-- Start of Record set --

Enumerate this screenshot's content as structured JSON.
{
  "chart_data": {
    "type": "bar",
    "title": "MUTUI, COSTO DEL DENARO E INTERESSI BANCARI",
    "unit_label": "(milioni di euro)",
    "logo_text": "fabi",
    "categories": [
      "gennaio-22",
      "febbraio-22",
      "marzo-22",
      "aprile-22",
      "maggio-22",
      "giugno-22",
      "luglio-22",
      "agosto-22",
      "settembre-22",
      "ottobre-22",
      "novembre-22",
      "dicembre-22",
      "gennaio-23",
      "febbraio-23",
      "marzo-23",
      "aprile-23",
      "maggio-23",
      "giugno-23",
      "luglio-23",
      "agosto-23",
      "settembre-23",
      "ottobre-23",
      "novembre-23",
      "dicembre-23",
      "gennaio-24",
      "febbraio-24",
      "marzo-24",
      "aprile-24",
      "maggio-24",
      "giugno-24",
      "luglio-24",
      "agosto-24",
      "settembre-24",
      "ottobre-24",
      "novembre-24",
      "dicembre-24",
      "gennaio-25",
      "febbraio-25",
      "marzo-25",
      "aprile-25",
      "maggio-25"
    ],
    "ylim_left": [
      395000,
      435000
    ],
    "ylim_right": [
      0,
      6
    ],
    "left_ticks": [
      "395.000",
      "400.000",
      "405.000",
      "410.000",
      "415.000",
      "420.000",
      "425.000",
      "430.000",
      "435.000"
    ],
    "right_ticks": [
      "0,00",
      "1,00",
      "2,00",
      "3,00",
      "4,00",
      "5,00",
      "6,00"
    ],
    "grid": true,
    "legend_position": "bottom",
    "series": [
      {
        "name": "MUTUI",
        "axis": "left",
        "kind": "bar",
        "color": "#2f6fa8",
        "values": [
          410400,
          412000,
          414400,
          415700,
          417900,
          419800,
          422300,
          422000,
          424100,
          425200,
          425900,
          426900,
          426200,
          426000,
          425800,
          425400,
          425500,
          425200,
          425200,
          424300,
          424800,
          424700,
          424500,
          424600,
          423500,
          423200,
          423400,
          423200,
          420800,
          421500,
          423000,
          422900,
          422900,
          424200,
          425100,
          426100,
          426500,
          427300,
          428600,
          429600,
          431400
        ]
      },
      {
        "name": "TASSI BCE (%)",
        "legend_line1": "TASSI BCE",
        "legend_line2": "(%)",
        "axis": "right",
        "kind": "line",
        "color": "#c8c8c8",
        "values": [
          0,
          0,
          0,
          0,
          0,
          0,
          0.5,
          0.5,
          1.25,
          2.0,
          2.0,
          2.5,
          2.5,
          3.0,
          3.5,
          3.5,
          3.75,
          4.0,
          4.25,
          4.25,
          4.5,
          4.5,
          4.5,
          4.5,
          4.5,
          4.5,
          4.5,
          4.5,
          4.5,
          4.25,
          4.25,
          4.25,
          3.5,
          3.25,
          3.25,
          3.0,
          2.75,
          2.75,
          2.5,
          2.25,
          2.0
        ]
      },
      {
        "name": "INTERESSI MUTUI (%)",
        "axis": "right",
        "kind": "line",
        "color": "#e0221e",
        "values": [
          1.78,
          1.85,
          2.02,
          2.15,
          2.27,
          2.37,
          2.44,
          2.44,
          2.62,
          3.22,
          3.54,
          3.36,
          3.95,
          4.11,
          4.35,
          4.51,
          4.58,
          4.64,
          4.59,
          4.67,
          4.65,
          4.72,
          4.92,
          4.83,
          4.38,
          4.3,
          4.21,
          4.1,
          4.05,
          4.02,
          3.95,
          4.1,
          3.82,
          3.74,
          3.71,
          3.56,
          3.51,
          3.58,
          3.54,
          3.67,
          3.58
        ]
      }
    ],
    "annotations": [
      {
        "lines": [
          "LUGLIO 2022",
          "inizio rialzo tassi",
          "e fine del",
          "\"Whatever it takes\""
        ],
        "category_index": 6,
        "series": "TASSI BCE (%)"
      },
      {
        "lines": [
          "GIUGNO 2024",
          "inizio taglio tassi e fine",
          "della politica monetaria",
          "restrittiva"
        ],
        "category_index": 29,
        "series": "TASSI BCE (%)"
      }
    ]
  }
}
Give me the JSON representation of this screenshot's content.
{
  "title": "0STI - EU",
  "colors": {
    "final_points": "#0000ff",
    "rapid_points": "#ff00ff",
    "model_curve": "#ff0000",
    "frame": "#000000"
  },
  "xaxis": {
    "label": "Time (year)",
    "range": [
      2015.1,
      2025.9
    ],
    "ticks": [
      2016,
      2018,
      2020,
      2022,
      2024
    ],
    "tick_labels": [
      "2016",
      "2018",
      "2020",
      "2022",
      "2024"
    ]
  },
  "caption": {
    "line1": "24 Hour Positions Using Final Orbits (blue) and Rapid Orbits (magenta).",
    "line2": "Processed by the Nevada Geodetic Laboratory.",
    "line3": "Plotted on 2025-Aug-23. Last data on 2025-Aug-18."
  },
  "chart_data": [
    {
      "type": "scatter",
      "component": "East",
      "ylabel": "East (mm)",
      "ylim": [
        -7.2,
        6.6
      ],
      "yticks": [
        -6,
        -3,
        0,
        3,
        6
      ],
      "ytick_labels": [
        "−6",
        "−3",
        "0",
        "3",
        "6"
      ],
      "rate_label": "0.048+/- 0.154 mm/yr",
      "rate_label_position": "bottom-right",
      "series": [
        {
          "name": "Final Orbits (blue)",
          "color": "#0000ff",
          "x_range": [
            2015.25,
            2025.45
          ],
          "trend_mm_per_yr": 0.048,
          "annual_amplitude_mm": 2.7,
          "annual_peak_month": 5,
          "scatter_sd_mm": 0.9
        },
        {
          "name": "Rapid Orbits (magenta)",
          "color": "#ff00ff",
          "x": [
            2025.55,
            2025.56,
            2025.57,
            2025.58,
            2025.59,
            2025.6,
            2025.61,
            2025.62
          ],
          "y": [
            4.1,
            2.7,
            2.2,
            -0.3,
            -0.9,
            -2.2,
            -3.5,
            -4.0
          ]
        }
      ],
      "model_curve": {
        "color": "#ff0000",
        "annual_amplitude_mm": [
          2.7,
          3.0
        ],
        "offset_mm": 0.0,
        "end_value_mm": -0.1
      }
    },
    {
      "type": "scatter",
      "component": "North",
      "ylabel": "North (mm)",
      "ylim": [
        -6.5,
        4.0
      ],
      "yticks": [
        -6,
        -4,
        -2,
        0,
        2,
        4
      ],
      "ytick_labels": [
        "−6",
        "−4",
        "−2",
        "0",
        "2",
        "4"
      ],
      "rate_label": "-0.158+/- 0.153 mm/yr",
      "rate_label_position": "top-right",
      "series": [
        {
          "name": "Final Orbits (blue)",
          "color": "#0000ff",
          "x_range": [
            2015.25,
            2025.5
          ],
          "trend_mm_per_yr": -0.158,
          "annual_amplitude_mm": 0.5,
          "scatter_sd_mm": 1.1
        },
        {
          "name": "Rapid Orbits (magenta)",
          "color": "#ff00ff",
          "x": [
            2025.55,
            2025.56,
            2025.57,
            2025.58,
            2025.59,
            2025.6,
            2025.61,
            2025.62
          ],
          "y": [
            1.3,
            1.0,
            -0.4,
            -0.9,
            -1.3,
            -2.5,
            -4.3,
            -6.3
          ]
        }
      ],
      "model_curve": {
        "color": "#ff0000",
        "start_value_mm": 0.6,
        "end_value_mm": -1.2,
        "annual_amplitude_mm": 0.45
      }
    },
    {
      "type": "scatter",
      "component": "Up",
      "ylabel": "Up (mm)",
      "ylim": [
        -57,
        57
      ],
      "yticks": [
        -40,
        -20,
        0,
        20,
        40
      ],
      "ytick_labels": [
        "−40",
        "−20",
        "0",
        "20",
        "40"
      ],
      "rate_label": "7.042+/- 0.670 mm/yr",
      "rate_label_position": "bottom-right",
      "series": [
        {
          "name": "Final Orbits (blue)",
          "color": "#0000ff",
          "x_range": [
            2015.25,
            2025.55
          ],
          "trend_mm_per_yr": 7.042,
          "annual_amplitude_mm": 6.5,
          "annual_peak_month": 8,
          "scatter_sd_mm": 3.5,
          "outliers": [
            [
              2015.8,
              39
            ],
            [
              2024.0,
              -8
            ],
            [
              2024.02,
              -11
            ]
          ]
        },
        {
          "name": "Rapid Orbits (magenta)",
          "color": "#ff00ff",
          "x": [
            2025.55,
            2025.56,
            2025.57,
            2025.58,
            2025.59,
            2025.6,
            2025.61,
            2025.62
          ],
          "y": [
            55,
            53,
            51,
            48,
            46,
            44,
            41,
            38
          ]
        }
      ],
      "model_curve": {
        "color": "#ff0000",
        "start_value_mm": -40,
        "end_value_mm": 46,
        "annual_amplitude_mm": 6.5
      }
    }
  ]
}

-- End of Record set --

_Exercise directions_
Across the records, count the lines holding the string "content". Give the number and stop.

_Full output_
2